WHAT YOU NEED TO DO →
For the material that follows, list every line containing the word "text".

* begin SUPPLIED MATERIAL *

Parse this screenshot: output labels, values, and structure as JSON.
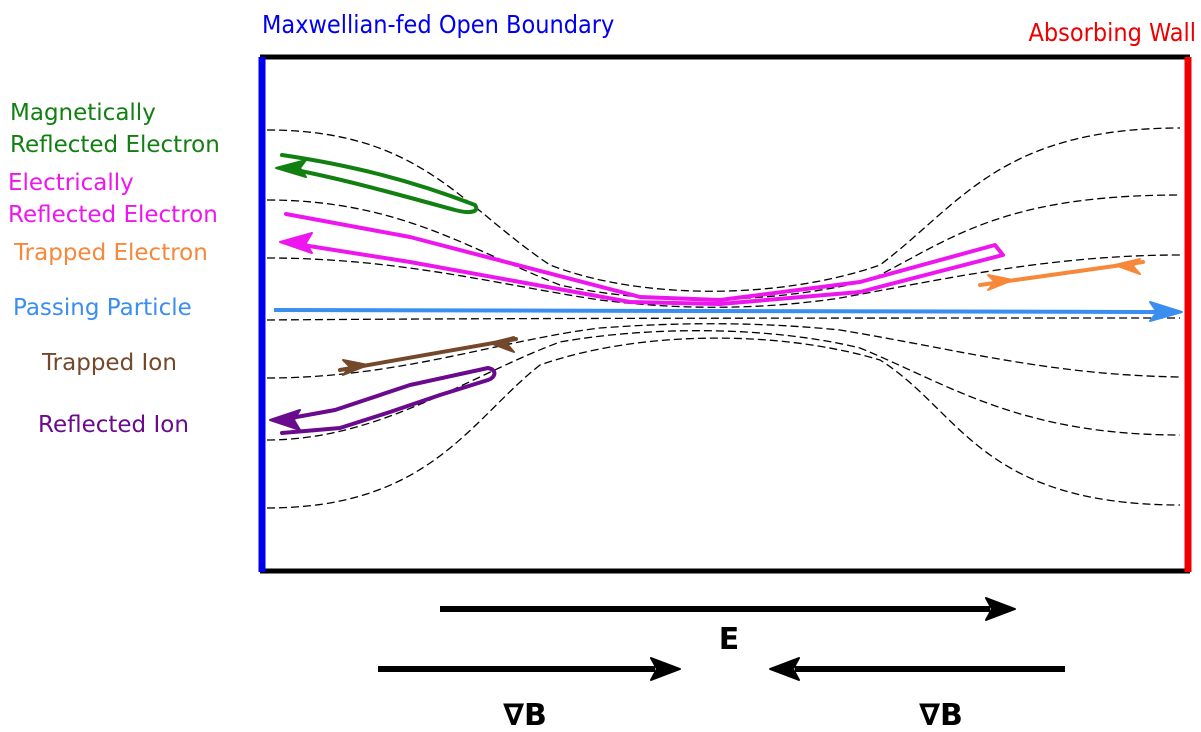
{
  "headers": {
    "left_boundary": "Maxwellian-fed Open Boundary",
    "right_boundary": "Absorbing Wall"
  },
  "legend": [
    {
      "id": "mag",
      "lines": [
        "Magnetically",
        "Reflected Electron"
      ],
      "color": "#118011"
    },
    {
      "id": "elec",
      "lines": [
        "Electrically",
        "Reflected Electron"
      ],
      "color": "#ee16ee"
    },
    {
      "id": "trapped_e",
      "lines": [
        "Trapped Electron"
      ],
      "color": "#f7883a"
    },
    {
      "id": "passing",
      "lines": [
        "Passing Particle"
      ],
      "color": "#3a8ef0"
    },
    {
      "id": "trapped_i",
      "lines": [
        "Trapped Ion"
      ],
      "color": "#74482a"
    },
    {
      "id": "refl_i",
      "lines": [
        "Reflected Ion"
      ],
      "color": "#6a0a8c"
    }
  ],
  "vectors": {
    "e_field": "E",
    "grad_b_left": "∇B",
    "grad_b_right": "∇B"
  },
  "colors": {
    "left_wall": "#0000ee",
    "right_wall": "#ee0000",
    "frame": "#000000"
  }
}
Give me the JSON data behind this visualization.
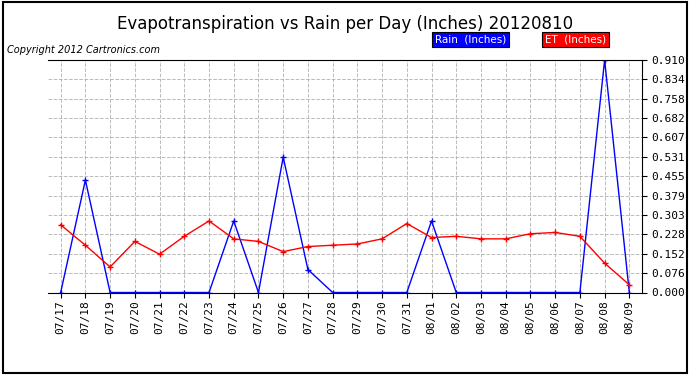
{
  "title": "Evapotranspiration vs Rain per Day (Inches) 20120810",
  "copyright": "Copyright 2012 Cartronics.com",
  "labels": [
    "07/17",
    "07/18",
    "07/19",
    "07/20",
    "07/21",
    "07/22",
    "07/23",
    "07/24",
    "07/25",
    "07/26",
    "07/27",
    "07/28",
    "07/29",
    "07/30",
    "07/31",
    "08/01",
    "08/02",
    "08/03",
    "08/04",
    "08/05",
    "08/06",
    "08/07",
    "08/08",
    "08/09"
  ],
  "rain": [
    0.0,
    0.44,
    0.0,
    0.0,
    0.0,
    0.0,
    0.0,
    0.28,
    0.0,
    0.53,
    0.09,
    0.0,
    0.0,
    0.0,
    0.0,
    0.28,
    0.0,
    0.0,
    0.0,
    0.0,
    0.0,
    0.0,
    0.91,
    0.0
  ],
  "et": [
    0.265,
    0.185,
    0.1,
    0.2,
    0.15,
    0.22,
    0.28,
    0.21,
    0.2,
    0.16,
    0.18,
    0.185,
    0.19,
    0.21,
    0.27,
    0.215,
    0.22,
    0.21,
    0.21,
    0.23,
    0.235,
    0.22,
    0.115,
    0.03
  ],
  "rain_color": "#0000ff",
  "et_color": "#ff0000",
  "background_color": "#ffffff",
  "grid_color": "#aaaaaa",
  "ylim": [
    0.0,
    0.91
  ],
  "yticks": [
    0.0,
    0.076,
    0.152,
    0.228,
    0.303,
    0.379,
    0.455,
    0.531,
    0.607,
    0.682,
    0.758,
    0.834,
    0.91
  ],
  "title_fontsize": 12,
  "tick_fontsize": 8,
  "legend_rain_label": "Rain  (Inches)",
  "legend_et_label": "ET  (Inches)"
}
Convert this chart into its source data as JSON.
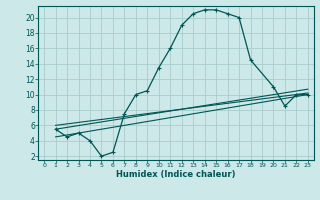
{
  "xlabel": "Humidex (Indice chaleur)",
  "bg_color": "#cce8e8",
  "grid_color": "#aacccc",
  "line_color": "#005555",
  "xlim": [
    -0.5,
    23.5
  ],
  "ylim": [
    1.5,
    21.5
  ],
  "xticks": [
    0,
    1,
    2,
    3,
    4,
    5,
    6,
    7,
    8,
    9,
    10,
    11,
    12,
    13,
    14,
    15,
    16,
    17,
    18,
    19,
    20,
    21,
    22,
    23
  ],
  "yticks": [
    2,
    4,
    6,
    8,
    10,
    12,
    14,
    16,
    18,
    20
  ],
  "curve1_x": [
    1,
    2,
    3,
    4,
    5,
    6,
    7,
    8,
    9,
    10,
    11,
    12,
    13,
    14,
    15,
    16,
    17,
    18,
    20,
    21,
    22,
    23
  ],
  "curve1_y": [
    5.5,
    4.5,
    5.0,
    4.0,
    2.0,
    2.5,
    7.5,
    10.0,
    10.5,
    13.5,
    16.0,
    19.0,
    20.5,
    21.0,
    21.0,
    20.5,
    20.0,
    14.5,
    11.0,
    8.5,
    10.0,
    10.0
  ],
  "line2_x": [
    1,
    23
  ],
  "line2_y": [
    6.0,
    10.2
  ],
  "line3_x": [
    1,
    23
  ],
  "line3_y": [
    5.5,
    10.7
  ],
  "line4_x": [
    1,
    23
  ],
  "line4_y": [
    4.5,
    10.0
  ]
}
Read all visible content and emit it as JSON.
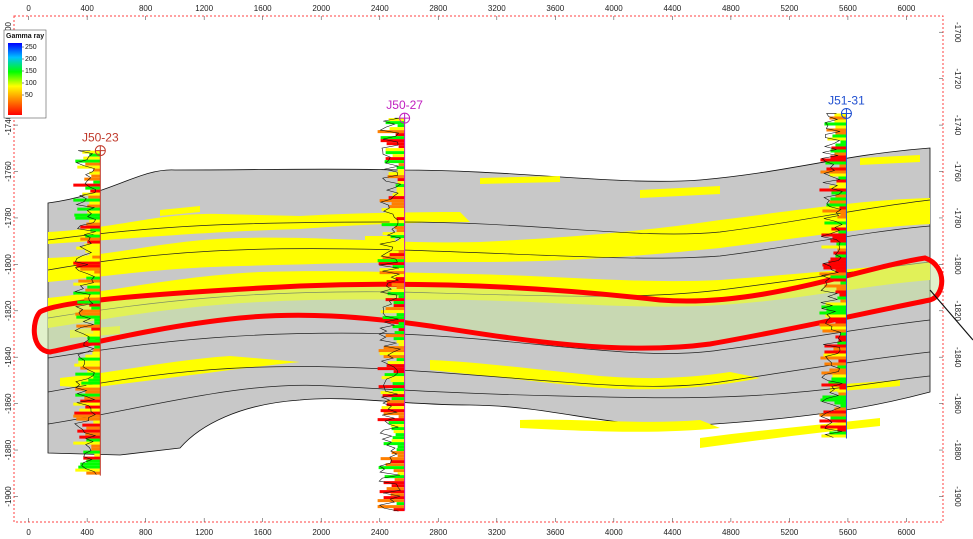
{
  "x_axis": {
    "ticks": [
      "0",
      "400",
      "800",
      "1200",
      "1600",
      "2000",
      "2400",
      "2800",
      "3200",
      "3600",
      "4000",
      "4400",
      "4800",
      "5200",
      "5600",
      "6000"
    ],
    "range": [
      -100,
      6250
    ]
  },
  "y_axis": {
    "ticks": [
      "-1700",
      "-1720",
      "-1740",
      "-1760",
      "-1780",
      "-1800",
      "-1820",
      "-1840",
      "-1860",
      "-1880",
      "-1900"
    ],
    "range": [
      -1693,
      -1911
    ]
  },
  "legend": {
    "title": "Gamma ray",
    "labels": [
      "250",
      "200",
      "150",
      "100",
      "50"
    ],
    "colors": [
      "#0000ff",
      "#00c0ff",
      "#00ff00",
      "#ffff00",
      "#ff8000",
      "#ff0000"
    ]
  },
  "wells": [
    {
      "name": "J50-23",
      "x": 490,
      "top": -1751,
      "bottom": -1891,
      "color": "#c0392b"
    },
    {
      "name": "J50-27",
      "x": 2570,
      "top": -1737,
      "bottom": -1906,
      "color": "#c020c0"
    },
    {
      "name": "J51-31",
      "x": 5590,
      "top": -1735,
      "bottom": -1875,
      "color": "#1f4fd0"
    }
  ],
  "colors": {
    "background": "#c8c8c8",
    "sand": "#ffff00",
    "highlight_outline": "#ff0000",
    "highlight_fill": "#c8e6a0",
    "frame": "#ff3030"
  }
}
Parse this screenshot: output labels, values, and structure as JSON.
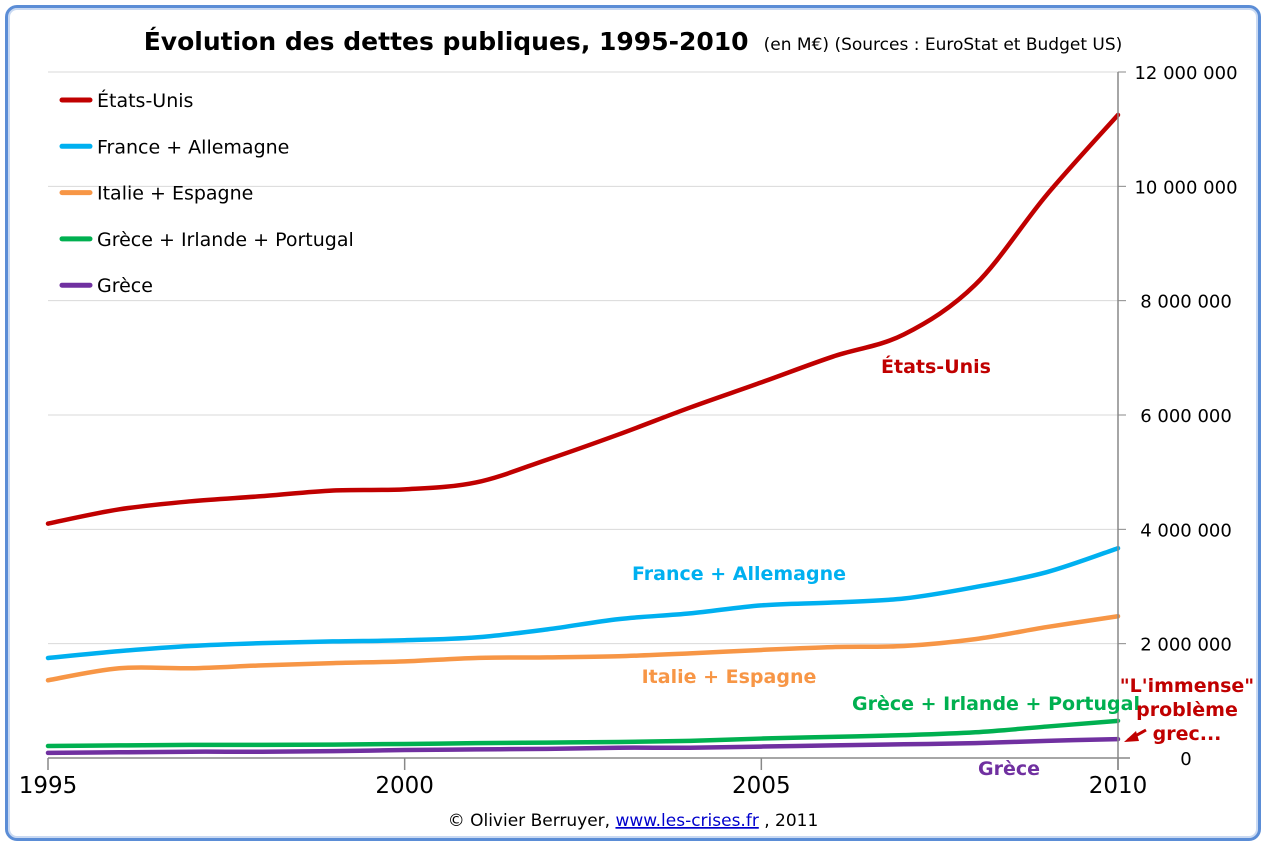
{
  "chart_data": {
    "type": "line",
    "title": "Évolution des dettes publiques, 1995-2010",
    "subtitle": "(en M€) (Sources : EuroStat et Budget US)",
    "xlabel": "",
    "ylabel": "",
    "x": [
      1995,
      1996,
      1997,
      1998,
      1999,
      2000,
      2001,
      2002,
      2003,
      2004,
      2005,
      2006,
      2007,
      2008,
      2009,
      2010
    ],
    "xlim": [
      1995,
      2010
    ],
    "x_tick_labels": [
      "1995",
      "2000",
      "2005",
      "2010"
    ],
    "x_tick_values": [
      1995,
      2000,
      2005,
      2010
    ],
    "ylim": [
      0,
      12000000
    ],
    "y_axis_side": "right",
    "y_tick_values": [
      0,
      2000000,
      4000000,
      6000000,
      8000000,
      10000000,
      12000000
    ],
    "y_tick_labels": [
      "0",
      "2 000 000",
      "4 000 000",
      "6 000 000",
      "8 000 000",
      "10 000 000",
      "12 000 000"
    ],
    "grid": true,
    "legend_position": "top-left",
    "series": [
      {
        "name": "États-Unis",
        "color": "#c00000",
        "values": [
          4100000,
          4350000,
          4490000,
          4580000,
          4680000,
          4700000,
          4820000,
          5220000,
          5660000,
          6130000,
          6570000,
          7020000,
          7410000,
          8280000,
          9850000,
          11250000
        ]
      },
      {
        "name": "France + Allemagne",
        "color": "#00b0f0",
        "values": [
          1750000,
          1870000,
          1960000,
          2010000,
          2040000,
          2060000,
          2110000,
          2250000,
          2430000,
          2530000,
          2670000,
          2720000,
          2790000,
          2990000,
          3250000,
          3670000
        ]
      },
      {
        "name": "Italie + Espagne",
        "color": "#f79646",
        "values": [
          1360000,
          1570000,
          1570000,
          1620000,
          1660000,
          1690000,
          1750000,
          1760000,
          1780000,
          1830000,
          1890000,
          1940000,
          1960000,
          2080000,
          2290000,
          2480000
        ]
      },
      {
        "name": "Grèce + Irlande + Portugal",
        "color": "#00b050",
        "values": [
          210000,
          220000,
          230000,
          230000,
          235000,
          245000,
          260000,
          270000,
          280000,
          300000,
          340000,
          370000,
          400000,
          450000,
          550000,
          650000
        ]
      },
      {
        "name": "Grèce",
        "color": "#7030a0",
        "values": [
          90000,
          100000,
          110000,
          110000,
          120000,
          140000,
          150000,
          160000,
          180000,
          180000,
          200000,
          220000,
          240000,
          260000,
          300000,
          330000
        ]
      }
    ],
    "annotations": [
      {
        "text": "États-Unis",
        "series": 0
      },
      {
        "text": "France + Allemagne",
        "series": 1
      },
      {
        "text": "Italie + Espagne",
        "series": 2
      },
      {
        "text": "Grèce + Irlande + Portugal",
        "series": 3
      },
      {
        "text": "Grèce",
        "series": 4
      }
    ],
    "callout": {
      "lines": [
        "\"L'immense\"",
        "problème",
        "grec..."
      ],
      "color": "#c00000"
    }
  },
  "credit": {
    "prefix": "© Olivier Berruyer, ",
    "link": "www.les-crises.fr",
    "suffix": ",  2011"
  }
}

* end SUPPLIED MATERIAL *

RESPONSE →
        "text": "États-Unis",
        "text": "France + Allemagne",
        "text": "Italie + Espagne",
        "text": "Grèce + Irlande + Portugal",
        "text": "Grèce",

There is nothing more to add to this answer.